| Exercise prompt |
Gather all lines from the material that contain the word "linked".

| Records |
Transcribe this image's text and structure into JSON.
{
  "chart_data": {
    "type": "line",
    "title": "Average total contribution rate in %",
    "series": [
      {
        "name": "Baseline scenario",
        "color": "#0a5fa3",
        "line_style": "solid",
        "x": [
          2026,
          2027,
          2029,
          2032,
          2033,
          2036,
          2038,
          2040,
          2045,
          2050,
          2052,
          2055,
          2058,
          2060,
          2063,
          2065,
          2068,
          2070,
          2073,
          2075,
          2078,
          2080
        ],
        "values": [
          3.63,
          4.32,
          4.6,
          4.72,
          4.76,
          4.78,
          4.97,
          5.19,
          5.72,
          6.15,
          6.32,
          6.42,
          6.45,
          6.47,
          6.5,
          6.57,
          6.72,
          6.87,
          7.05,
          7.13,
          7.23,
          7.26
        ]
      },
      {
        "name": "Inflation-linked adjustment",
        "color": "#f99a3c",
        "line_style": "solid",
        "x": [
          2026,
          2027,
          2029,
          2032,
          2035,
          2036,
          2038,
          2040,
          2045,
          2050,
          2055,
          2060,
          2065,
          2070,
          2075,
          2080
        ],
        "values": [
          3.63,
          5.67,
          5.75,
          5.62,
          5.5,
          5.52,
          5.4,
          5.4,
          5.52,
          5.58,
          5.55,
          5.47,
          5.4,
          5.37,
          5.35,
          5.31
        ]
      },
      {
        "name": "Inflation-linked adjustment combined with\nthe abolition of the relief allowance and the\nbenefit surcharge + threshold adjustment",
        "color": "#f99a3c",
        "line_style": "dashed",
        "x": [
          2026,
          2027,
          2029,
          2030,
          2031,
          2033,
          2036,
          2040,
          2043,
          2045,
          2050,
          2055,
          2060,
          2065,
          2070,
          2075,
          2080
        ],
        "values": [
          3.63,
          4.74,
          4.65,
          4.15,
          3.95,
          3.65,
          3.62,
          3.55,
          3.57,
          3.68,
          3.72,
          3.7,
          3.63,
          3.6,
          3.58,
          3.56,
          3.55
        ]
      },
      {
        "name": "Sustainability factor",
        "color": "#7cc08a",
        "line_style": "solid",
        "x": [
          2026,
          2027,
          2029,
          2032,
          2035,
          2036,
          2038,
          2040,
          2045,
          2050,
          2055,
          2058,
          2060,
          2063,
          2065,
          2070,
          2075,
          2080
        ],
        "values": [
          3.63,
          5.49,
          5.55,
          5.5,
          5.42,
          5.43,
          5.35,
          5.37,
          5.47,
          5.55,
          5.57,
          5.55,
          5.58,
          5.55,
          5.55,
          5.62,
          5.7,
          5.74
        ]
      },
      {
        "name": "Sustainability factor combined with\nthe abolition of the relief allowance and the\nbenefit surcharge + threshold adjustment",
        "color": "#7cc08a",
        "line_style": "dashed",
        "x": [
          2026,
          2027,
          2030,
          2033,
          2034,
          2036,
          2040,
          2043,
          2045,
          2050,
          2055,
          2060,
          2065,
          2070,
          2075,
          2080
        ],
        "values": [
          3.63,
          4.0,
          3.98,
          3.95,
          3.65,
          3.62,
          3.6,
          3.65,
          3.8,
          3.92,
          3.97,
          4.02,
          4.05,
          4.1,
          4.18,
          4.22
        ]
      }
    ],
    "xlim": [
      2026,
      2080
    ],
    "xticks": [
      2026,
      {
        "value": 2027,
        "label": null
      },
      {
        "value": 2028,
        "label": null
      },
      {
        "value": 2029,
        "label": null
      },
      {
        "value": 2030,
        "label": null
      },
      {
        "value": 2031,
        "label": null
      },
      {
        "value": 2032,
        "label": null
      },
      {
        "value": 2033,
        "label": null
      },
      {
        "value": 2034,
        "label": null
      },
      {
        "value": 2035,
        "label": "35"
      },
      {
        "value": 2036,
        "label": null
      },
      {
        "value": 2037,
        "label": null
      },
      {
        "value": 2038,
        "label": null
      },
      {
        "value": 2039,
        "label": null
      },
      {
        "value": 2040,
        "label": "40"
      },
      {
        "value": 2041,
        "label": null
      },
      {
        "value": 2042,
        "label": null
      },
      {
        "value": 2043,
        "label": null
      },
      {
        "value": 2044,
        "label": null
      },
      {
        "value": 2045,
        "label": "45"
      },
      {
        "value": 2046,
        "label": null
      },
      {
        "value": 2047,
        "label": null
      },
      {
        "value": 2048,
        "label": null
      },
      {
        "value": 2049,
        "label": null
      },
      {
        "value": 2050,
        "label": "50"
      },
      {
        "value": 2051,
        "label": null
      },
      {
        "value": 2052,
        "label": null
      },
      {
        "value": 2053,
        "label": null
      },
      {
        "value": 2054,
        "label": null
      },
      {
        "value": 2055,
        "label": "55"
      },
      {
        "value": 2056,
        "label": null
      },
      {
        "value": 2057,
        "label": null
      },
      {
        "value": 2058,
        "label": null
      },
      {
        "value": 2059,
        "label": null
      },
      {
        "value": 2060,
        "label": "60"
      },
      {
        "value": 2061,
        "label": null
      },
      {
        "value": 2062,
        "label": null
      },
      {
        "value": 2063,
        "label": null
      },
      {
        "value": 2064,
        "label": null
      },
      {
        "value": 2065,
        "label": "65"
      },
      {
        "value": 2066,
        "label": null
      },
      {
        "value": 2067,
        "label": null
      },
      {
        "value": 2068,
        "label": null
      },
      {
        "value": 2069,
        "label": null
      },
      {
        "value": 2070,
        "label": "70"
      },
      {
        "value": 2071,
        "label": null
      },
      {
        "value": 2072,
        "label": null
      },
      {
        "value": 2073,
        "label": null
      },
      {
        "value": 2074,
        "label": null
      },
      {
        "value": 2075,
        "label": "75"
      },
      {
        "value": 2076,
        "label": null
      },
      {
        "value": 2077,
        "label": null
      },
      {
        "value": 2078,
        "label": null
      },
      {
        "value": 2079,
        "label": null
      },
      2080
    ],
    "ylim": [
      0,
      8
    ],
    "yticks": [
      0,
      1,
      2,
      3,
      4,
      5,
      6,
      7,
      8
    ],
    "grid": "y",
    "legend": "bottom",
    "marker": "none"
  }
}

| Solution |
        "name": "Inflation-linked adjustment",
        "name": "Inflation-linked adjustment combined with\nthe abolition of the relief allowance and the\nbenefit surcharge + threshold adjustment",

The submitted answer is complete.